Pull out every line below that holds the word "прикметників".

Data supplied
* * * * * * * * *
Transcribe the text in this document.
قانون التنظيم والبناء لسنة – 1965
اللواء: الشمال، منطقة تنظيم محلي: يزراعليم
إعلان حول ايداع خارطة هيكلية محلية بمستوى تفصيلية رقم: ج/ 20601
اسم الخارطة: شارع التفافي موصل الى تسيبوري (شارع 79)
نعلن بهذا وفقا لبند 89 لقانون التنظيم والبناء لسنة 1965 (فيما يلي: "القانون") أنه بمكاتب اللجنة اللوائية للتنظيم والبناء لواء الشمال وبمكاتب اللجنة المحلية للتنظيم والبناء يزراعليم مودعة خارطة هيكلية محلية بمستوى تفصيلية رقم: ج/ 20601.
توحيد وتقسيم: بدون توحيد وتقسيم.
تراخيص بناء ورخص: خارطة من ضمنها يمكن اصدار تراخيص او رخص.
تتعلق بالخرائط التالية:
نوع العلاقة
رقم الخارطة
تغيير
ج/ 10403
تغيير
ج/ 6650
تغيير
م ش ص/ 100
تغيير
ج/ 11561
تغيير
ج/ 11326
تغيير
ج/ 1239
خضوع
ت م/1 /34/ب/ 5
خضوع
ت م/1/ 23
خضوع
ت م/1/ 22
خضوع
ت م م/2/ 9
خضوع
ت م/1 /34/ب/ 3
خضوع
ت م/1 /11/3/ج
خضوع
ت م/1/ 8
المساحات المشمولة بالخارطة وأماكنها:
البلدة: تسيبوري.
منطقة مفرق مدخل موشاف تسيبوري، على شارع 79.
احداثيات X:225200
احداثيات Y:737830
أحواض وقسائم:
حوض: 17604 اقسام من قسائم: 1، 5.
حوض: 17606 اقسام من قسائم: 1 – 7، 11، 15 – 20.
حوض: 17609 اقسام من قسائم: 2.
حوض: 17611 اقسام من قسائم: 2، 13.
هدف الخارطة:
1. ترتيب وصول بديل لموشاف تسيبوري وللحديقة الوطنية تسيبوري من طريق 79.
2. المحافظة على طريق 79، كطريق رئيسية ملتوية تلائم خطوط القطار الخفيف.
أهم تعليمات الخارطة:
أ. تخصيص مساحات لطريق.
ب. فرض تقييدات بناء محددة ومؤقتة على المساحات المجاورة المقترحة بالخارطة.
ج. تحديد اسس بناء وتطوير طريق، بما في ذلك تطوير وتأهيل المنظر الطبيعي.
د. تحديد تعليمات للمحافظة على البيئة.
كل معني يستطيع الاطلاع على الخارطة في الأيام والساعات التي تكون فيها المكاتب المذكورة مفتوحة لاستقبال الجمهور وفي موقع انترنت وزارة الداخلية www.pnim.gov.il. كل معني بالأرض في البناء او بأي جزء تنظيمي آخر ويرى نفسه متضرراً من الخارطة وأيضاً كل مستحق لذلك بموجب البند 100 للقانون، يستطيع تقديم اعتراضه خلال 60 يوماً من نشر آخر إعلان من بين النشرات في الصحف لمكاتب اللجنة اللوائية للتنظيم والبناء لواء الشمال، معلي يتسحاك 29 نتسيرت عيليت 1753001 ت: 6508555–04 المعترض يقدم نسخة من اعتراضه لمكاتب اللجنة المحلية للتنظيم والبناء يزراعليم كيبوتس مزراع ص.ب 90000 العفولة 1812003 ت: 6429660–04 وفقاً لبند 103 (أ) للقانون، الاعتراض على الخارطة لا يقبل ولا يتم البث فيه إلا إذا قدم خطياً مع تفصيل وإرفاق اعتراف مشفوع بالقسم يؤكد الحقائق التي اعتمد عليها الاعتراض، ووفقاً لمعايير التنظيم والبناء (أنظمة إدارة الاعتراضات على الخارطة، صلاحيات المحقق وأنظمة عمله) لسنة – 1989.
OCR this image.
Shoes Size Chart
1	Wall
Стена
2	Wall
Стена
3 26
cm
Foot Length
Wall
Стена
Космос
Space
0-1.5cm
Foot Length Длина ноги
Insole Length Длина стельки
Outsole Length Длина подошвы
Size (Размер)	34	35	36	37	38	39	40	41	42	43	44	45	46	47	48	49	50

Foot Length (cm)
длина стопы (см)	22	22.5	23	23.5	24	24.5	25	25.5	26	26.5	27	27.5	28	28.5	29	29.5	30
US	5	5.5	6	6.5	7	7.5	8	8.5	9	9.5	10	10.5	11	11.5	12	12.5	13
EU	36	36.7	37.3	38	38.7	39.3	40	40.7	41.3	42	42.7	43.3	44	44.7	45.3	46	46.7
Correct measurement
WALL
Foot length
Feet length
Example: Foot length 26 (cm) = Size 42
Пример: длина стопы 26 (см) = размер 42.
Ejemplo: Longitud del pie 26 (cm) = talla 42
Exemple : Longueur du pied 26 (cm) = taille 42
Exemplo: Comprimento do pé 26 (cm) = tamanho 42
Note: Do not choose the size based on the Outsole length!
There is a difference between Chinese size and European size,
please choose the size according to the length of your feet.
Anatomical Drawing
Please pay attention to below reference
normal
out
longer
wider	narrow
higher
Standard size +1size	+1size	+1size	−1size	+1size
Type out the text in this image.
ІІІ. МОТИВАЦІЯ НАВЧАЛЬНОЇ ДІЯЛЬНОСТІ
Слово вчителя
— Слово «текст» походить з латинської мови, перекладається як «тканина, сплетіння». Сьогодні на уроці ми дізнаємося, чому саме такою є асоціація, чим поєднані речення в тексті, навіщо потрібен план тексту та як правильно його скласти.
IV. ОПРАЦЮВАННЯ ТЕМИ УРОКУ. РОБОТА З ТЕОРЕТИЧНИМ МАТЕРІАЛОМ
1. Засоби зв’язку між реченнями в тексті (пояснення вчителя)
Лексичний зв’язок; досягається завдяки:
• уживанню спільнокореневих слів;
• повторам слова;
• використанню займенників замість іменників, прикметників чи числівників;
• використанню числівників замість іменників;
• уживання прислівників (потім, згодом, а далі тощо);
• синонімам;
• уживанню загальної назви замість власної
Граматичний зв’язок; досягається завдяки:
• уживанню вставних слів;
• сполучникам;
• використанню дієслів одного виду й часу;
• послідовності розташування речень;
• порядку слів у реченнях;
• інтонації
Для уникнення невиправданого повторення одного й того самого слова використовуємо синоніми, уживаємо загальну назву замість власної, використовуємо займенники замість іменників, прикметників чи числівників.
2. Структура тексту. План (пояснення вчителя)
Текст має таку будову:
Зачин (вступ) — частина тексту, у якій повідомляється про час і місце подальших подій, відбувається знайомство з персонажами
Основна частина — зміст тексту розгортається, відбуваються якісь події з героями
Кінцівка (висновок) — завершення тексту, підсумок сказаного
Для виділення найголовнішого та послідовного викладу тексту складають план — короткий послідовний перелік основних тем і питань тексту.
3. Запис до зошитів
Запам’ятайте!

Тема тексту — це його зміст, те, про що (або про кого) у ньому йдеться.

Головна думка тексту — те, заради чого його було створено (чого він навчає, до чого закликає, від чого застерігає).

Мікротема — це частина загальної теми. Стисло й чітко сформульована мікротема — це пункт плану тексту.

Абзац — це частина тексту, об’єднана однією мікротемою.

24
* * * * * * * * *
Exercise response
• використанню займенників замість іменників, прикметників чи числівників;
Для уникнення невиправданого повторення одного й того самого слова використовуємо синоніми, уживаємо загальну назву замість власної, використовуємо займенники замість іменників, прикметників чи числівників.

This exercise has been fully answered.